The exercise - List each line in which the string "ISCCP" appears.

## BEGIN Given data

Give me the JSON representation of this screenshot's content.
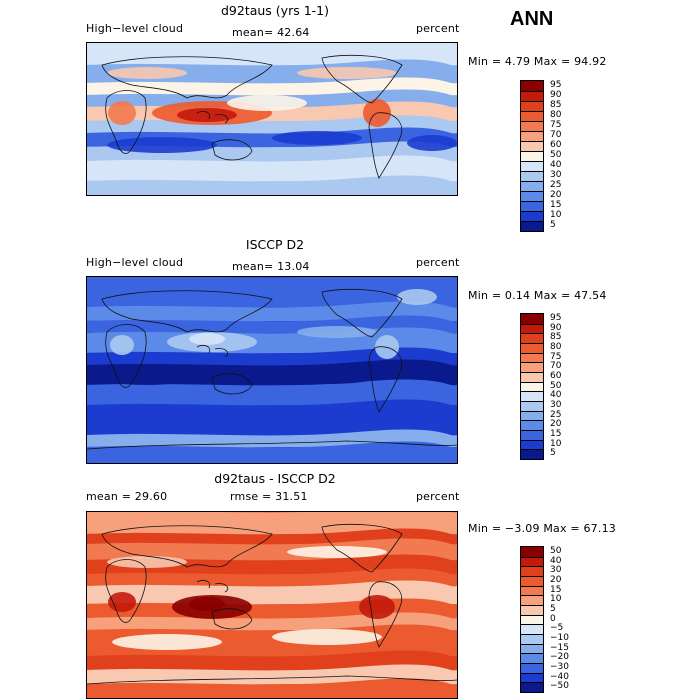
{
  "season": "ANN",
  "panels": [
    {
      "title": "d92taus (yrs 1-1)",
      "left_label": "High−level cloud",
      "mean_text": "mean=  42.64",
      "rmse_text": "",
      "units": "percent",
      "minmax": "Min =   4.79  Max =  94.92",
      "colorbar_labels": [
        "95",
        "90",
        "85",
        "80",
        "75",
        "70",
        "60",
        "50",
        "40",
        "30",
        "25",
        "20",
        "15",
        "10",
        "5"
      ],
      "colorbar_colors": [
        "#8a0000",
        "#c41a0c",
        "#e0401c",
        "#ec5a30",
        "#f27a50",
        "#f6a07c",
        "#f8c8b0",
        "#fdf4e8",
        "#d6e6f8",
        "#aac8f0",
        "#86aeec",
        "#5c8ae8",
        "#3a64e0",
        "#1c3cd0",
        "#0a1a8c"
      ],
      "field": "high"
    },
    {
      "title": "ISCCP D2",
      "left_label": "High−level cloud",
      "mean_text": "mean=  13.04",
      "rmse_text": "",
      "units": "percent",
      "minmax": "Min =   0.14  Max =  47.54",
      "colorbar_labels": [
        "95",
        "90",
        "85",
        "80",
        "75",
        "70",
        "60",
        "50",
        "40",
        "30",
        "25",
        "20",
        "15",
        "10",
        "5"
      ],
      "colorbar_colors": [
        "#8a0000",
        "#c41a0c",
        "#e0401c",
        "#ec5a30",
        "#f27a50",
        "#f6a07c",
        "#f8c8b0",
        "#fdf4e8",
        "#d6e6f8",
        "#aac8f0",
        "#86aeec",
        "#5c8ae8",
        "#3a64e0",
        "#1c3cd0",
        "#0a1a8c"
      ],
      "field": "low"
    },
    {
      "title": "d92taus - ISCCP D2",
      "left_label": "mean =  29.60",
      "mean_text": "",
      "rmse_text": "rmse =  31.51",
      "units": "percent",
      "minmax": "Min =  −3.09  Max =  67.13",
      "colorbar_labels": [
        "50",
        "40",
        "30",
        "20",
        "15",
        "10",
        "5",
        "0",
        "−5",
        "−10",
        "−15",
        "−20",
        "−30",
        "−40",
        "−50"
      ],
      "colorbar_colors": [
        "#8a0000",
        "#c41a0c",
        "#e0401c",
        "#ec5a30",
        "#f27a50",
        "#f6a07c",
        "#f8c8b0",
        "#fdf4e8",
        "#d6e6f8",
        "#aac8f0",
        "#86aeec",
        "#5c8ae8",
        "#3a64e0",
        "#1c3cd0",
        "#0a1a8c"
      ],
      "field": "diff"
    }
  ]
}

## END Given data

Response to the exercise -
      "title": "ISCCP D2",
      "title": "d92taus - ISCCP D2",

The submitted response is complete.